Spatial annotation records
>> start

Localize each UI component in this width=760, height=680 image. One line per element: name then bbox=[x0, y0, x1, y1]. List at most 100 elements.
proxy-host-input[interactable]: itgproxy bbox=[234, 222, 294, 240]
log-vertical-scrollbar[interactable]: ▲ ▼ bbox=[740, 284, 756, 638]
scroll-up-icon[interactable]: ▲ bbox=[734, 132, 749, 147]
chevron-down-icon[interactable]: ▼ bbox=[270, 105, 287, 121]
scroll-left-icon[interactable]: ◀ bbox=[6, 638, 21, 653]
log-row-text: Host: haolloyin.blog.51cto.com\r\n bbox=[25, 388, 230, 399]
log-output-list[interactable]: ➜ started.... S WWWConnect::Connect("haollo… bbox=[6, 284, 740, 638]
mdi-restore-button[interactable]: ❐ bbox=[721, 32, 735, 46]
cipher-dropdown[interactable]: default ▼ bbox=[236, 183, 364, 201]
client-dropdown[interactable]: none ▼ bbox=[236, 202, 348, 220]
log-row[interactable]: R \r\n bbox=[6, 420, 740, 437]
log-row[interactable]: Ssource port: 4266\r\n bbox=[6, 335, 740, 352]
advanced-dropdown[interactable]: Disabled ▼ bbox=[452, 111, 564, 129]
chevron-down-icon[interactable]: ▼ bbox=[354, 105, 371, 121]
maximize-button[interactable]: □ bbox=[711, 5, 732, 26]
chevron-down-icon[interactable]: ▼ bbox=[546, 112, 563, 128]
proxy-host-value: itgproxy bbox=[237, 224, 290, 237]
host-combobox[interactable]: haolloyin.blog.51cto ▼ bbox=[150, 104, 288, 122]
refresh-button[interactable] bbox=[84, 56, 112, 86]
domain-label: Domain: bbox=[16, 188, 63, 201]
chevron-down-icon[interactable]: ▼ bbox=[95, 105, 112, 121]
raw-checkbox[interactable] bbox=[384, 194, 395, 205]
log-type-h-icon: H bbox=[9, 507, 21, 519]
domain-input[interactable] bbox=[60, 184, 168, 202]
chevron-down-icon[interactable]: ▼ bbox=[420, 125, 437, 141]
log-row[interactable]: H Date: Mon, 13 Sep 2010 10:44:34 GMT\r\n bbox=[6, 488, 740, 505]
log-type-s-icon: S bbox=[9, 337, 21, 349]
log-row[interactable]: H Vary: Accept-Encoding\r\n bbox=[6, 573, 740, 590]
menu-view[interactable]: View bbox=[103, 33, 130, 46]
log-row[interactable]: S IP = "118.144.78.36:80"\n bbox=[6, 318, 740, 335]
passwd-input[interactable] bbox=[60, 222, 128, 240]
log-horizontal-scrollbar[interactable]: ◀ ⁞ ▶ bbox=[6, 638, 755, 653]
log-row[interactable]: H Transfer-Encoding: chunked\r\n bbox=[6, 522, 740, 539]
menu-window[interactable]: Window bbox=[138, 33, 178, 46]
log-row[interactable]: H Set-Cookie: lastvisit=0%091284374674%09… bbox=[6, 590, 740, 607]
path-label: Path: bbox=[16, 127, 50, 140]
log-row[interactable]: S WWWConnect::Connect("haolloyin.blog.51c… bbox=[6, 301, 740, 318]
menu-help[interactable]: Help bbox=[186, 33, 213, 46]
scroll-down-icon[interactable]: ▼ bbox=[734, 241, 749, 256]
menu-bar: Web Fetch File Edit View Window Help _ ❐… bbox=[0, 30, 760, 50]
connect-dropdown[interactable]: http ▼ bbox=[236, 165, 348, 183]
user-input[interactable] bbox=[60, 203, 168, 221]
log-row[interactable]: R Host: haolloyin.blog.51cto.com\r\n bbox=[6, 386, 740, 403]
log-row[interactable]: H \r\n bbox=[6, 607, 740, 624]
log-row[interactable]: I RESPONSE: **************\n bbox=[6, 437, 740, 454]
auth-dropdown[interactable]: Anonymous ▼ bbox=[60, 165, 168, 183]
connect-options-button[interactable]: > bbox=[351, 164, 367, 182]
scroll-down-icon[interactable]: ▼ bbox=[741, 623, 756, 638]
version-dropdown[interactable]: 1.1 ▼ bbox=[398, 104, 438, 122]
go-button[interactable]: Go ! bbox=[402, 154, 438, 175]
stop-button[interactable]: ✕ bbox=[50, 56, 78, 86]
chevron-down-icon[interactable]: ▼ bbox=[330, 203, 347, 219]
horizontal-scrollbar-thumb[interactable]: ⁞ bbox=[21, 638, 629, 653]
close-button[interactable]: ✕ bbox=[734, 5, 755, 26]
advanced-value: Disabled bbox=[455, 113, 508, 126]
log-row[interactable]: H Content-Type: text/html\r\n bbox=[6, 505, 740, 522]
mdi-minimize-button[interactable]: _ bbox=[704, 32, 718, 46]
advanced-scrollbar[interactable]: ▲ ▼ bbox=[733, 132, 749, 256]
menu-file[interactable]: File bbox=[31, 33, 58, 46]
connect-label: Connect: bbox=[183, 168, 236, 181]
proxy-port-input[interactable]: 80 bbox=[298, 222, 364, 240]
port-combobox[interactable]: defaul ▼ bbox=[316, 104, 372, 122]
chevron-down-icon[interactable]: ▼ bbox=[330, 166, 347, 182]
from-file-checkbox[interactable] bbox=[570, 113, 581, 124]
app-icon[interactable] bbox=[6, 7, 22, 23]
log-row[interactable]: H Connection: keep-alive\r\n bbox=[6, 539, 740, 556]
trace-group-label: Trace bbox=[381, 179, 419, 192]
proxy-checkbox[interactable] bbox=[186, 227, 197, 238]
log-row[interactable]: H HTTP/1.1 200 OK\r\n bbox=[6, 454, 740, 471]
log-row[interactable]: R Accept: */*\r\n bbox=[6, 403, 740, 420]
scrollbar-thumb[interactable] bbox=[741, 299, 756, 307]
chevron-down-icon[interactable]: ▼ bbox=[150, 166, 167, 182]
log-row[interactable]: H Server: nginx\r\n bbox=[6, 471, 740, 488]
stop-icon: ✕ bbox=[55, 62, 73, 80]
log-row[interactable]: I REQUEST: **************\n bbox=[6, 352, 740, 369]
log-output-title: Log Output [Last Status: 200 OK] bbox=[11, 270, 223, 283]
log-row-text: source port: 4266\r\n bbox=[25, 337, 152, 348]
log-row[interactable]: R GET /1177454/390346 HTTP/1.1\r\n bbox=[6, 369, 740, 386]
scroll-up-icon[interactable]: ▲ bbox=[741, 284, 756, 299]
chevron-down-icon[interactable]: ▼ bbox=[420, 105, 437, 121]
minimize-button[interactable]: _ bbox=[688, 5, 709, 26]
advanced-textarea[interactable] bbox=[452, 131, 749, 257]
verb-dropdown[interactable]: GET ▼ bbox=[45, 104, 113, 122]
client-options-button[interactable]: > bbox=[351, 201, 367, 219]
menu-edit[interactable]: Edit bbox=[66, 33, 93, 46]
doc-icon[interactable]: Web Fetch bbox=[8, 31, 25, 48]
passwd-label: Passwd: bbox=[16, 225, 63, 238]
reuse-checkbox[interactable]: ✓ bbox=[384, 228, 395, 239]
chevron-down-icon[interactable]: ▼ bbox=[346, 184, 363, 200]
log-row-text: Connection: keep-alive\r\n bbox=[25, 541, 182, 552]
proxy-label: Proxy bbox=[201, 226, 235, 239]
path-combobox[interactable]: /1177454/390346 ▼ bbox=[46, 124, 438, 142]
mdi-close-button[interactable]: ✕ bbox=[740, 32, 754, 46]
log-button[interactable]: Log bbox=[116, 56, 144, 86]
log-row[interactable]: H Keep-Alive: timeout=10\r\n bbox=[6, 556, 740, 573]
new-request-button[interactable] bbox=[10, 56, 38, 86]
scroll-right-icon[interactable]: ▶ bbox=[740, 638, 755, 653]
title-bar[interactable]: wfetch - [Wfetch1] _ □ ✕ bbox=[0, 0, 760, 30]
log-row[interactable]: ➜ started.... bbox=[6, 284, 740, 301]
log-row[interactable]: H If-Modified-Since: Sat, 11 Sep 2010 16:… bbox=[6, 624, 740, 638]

>> end

TASK: Recast the listing as a numbered list, from its first line through the line containing "log-output-list[interactable]: ➜ started....", both included, leaving out any blank lines.

THE REPLY:
1. Localize each UI component in this width=760, height=680 image. One line per element: name then bbox=[x0, y0, x1, y1]. List at most 100 elements.
2. proxy-host-input[interactable]: itgproxy bbox=[234, 222, 294, 240]
3. log-vertical-scrollbar[interactable]: ▲ ▼ bbox=[740, 284, 756, 638]
4. scroll-up-icon[interactable]: ▲ bbox=[734, 132, 749, 147]
5. chevron-down-icon[interactable]: ▼ bbox=[270, 105, 287, 121]
6. scroll-left-icon[interactable]: ◀ bbox=[6, 638, 21, 653]
7. log-row-text: Host: haolloyin.blog.51cto.com\r\n bbox=[25, 388, 230, 399]
8. log-output-list[interactable]: ➜ started.... S WWWConnect::Connect("haollo… bbox=[6, 284, 740, 638]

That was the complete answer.